(Required action 1) Please write out the passage of the comment thread about book copyright starting at "What arrangements the" and ending at "Sad and criminal.".
(Required action 2) Write what comes next in the comment thread about book copyright, picking up after its last line.

(Extract provided)
Good. It’s important that free access not be permitted. We don’t know what personal data might be contained within. We should only allow those works after a human (appropriately certified) has verified that no personal data exists within.

If it exists within the book must be destroyed in its entirety. Too many works of so-called scholarship have relied on the personal letters of dead people.

We should not reward grave robbing. The most important thing is the personal data. We must protect the personal data.

einpoklum a day ago

Written from a capitalist perspective, extolling "market forces" and legitimizing corporate and government limitations on copying.

"between 1923 and 1963 ... copyrights back then had to be renewed, and often the rightsholder wouldn’t bother filing the paperwork" - oh no, how terrible. How lucky we are that in these modern times one doesn't even have to file paperwork in order to prevent you from copying information.

and they go on to suck to Google and decry how they didn't get to legitimize their control over a large swath of human knowledge and cultural heritage.

"It certainly seems unlikely that someone is going to spend political capital—especially today—trying to change the licensing regime for books, let alone old ones." <- copyright regime, licensing regime - all of this stuff is illegitimate apriori. Poetry, literature, music, software, papers and books - we cannot and must not tolerate restrictions on their dissemination.

What arrangements the commercial and governmental entities come to, our "arrangement" should be that everything gets disseminated widely and without restriction, so that curtailment, censorship, commercial control etc. just fail.

afh1 a day ago

Ironically behind a paywall (and below a political ad)

anoncow 2 days ago

Sad and criminal.

tempfile a day ago

> what happened with piano rolls, with records, with radio, and with cable—isn’t that copyright holders squash the new technology. Instead, they cut a deal and start making money from it.

> “History has shown that time and market forces often provide equilibrium in balancing interests,” Wu writes.

It is completely braindead to argue that market forces had anything to do with compulsory licensing. It is a matter determined by courts in the public interest.

2OEH8eoCRo0 2 days ago

The tragedy is that Google is tasked with this at all. It would be cool if public libraries could work together on a massive public digital library. This shouldn't be Google's responsibility.

  • Jtsummers 2 days ago

    Google wasn't tasked (by a third party) with this, they chose to do it.

    • ants_everywhere 2 days ago

      arguably Google was invented to fund this project.

(Entries supplied)
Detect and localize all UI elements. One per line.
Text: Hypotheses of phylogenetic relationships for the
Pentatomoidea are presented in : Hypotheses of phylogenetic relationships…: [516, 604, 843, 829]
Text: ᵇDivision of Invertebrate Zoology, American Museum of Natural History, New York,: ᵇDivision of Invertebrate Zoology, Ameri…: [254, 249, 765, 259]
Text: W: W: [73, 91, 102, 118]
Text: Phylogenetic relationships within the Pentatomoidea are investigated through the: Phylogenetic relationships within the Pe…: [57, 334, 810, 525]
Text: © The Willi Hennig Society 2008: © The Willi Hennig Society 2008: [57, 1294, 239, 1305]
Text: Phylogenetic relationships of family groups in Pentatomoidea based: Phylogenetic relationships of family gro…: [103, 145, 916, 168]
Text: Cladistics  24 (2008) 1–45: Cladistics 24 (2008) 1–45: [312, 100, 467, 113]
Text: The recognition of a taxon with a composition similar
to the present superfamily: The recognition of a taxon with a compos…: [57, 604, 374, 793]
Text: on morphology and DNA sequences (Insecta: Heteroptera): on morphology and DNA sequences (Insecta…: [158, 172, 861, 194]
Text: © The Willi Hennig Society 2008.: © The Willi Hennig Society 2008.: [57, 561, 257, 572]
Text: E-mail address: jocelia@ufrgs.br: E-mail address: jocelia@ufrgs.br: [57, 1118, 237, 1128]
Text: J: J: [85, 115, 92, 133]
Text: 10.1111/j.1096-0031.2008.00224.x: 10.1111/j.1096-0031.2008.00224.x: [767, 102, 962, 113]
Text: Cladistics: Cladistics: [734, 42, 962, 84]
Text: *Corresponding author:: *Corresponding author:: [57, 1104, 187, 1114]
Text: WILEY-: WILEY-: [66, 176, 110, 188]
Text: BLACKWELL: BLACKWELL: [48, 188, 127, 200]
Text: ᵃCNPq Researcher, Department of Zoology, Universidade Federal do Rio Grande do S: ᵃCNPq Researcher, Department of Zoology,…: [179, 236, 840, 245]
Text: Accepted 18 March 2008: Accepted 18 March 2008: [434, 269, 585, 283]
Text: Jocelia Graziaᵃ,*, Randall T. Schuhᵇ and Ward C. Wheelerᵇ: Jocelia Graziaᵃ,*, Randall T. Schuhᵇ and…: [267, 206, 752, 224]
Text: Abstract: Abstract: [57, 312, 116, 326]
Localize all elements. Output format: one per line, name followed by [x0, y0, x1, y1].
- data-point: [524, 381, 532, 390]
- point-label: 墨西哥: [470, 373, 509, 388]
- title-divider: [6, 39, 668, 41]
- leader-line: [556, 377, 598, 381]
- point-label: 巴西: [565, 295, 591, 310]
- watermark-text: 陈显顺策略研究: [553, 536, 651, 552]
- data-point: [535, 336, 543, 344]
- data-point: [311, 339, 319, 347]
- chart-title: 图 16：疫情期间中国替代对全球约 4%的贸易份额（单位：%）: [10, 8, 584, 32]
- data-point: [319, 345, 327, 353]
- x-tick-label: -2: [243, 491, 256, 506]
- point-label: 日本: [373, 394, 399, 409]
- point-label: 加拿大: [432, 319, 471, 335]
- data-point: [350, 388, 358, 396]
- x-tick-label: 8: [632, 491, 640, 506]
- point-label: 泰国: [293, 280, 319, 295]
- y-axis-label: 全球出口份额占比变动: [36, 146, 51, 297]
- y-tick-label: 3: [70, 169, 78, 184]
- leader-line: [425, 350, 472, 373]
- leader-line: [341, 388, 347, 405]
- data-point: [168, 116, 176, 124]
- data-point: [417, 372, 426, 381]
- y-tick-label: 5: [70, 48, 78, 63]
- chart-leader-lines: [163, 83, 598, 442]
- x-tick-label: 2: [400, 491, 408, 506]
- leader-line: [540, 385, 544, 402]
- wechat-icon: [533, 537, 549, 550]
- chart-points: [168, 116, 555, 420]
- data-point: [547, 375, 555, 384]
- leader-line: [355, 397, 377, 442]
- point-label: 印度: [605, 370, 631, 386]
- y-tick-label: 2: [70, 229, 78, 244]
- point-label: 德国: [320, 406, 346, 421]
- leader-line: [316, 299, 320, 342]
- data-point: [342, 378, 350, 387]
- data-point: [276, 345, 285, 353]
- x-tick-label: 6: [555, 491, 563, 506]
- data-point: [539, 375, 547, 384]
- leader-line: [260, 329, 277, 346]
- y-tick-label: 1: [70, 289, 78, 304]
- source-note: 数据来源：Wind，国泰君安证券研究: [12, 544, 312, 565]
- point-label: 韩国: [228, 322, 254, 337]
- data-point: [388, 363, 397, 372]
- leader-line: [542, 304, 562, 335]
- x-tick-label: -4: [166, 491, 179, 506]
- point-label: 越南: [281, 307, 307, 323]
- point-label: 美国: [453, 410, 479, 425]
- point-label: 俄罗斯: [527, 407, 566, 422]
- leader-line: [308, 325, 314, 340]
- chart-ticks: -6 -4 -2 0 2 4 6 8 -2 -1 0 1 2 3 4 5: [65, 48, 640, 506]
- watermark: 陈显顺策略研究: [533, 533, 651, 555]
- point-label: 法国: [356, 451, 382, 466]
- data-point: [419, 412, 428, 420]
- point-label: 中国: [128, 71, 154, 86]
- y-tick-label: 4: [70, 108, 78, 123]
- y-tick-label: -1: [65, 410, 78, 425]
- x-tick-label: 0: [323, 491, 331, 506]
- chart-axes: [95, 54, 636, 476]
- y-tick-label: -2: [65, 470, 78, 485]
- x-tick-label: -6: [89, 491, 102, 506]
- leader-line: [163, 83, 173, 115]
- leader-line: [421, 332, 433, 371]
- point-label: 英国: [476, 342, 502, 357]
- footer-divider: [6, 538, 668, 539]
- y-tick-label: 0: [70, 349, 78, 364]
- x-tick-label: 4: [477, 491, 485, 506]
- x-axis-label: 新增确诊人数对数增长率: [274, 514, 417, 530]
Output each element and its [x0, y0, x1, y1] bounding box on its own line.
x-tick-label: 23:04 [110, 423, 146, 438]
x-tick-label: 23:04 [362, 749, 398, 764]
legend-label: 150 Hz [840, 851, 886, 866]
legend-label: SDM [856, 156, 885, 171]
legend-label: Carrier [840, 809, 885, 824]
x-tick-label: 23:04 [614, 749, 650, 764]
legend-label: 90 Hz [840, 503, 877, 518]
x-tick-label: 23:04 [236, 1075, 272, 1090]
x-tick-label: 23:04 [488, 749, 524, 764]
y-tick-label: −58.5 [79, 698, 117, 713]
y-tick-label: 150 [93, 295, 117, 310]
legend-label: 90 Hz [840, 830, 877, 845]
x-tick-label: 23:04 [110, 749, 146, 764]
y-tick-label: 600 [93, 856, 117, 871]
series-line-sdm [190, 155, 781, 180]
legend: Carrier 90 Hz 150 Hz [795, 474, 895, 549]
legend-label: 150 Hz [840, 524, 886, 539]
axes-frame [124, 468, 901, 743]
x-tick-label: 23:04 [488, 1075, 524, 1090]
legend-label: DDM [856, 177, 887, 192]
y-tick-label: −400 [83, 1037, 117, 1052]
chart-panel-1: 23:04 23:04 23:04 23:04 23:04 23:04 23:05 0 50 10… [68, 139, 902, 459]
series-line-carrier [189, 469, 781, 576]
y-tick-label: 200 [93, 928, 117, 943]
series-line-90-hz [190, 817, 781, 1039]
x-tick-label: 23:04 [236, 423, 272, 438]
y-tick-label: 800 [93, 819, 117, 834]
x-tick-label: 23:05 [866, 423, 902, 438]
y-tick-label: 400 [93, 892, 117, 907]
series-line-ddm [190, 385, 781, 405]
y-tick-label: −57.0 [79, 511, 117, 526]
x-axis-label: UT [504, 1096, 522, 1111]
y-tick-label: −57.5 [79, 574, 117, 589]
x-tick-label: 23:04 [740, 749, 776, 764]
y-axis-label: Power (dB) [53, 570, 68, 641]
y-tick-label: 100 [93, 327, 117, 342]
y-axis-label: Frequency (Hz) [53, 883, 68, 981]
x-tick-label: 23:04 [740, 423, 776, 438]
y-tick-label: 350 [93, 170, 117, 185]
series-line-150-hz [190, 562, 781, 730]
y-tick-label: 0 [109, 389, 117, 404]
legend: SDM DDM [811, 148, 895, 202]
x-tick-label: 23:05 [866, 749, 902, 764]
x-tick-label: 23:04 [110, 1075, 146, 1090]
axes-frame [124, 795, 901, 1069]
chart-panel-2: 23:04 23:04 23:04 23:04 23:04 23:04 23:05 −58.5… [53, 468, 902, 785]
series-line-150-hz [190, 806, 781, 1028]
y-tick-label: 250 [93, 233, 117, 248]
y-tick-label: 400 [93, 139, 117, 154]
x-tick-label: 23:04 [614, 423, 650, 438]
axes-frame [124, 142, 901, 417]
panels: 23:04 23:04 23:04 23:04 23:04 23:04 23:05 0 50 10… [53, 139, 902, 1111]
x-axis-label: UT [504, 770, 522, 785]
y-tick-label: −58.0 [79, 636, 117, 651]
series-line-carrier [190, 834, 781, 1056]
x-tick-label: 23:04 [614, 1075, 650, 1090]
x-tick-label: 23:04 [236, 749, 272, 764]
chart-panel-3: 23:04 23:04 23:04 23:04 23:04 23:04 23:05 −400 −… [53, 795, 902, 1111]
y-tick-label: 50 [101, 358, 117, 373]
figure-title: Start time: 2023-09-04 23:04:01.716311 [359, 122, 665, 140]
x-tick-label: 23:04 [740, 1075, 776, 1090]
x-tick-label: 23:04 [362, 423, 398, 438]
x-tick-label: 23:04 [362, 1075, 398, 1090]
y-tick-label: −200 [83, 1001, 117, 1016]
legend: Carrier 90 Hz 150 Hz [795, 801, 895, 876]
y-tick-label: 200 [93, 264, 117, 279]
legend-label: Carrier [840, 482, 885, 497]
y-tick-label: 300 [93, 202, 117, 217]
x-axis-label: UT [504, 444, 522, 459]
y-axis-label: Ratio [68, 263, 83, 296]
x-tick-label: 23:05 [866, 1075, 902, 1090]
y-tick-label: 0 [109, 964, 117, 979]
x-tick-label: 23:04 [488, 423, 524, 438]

(Result 1)
What arrangements the commercial and governmental entities come to, our "arrangement" should be that everything gets disseminated widely and without restriction, so that curtailment, censorship, commercial control etc. just fail.

afh1 a day ago

Ironically behind a paywall (and below a political ad)

anoncow 2 days ago

Sad and criminal.

(Result 2)
      The books project predates the search engine and the search engine grew out of the project of creating a universal digital library. The PageRank algorithm is one of a class of algorithms used to score citations in books and papers.

  • dredmorbius a day ago

    HathiTrust was ... nearly this.

    Until it too was emasculated.

    <https://en.wikipedia.org/wiki/HathiTrust>

    Otherwise, we have Project Gutenberg (public domain), OpenLibrary (Internet Archive, both PD and copyrighted works), ZLibrary, Library Genesis, and Anna's Archive.

  • NoMoreNicksLeft 2 days ago

    All humans everywhere have a responsibility to preserve culture and knowledge to the best of their ability. I think what you meant to say is that none of us can trust Google with this important task.

    • renewiltord 7 hours ago

      One of the great tragedies of civilization is that we leave things in the hands of those who do them rather than in the hands of those who tell us about our responsibility to do them.

geniium 17 hours ago

TL;DR: bye bye Google

pluc 2 days ago

[flagged]

andrewstuart 2 days ago

Google must be tempted to put them in an LLM.

  • bborud 2 days ago

    It would surprise me greatly if they haven't already.

    • johnobrien1010 a day ago

      Another reason that they should never have been allowed to ingest all the books in the first place. Without paying for the rights to use the digital form of the book, a use which is explicitly prohibited by the publisher, they digitized the books anyway. If they used it to train an LLM, and the LLM regurgitates near facsimiles of all the copyrighted works without compensation to the original rights holders, that seems like something that should be illegal.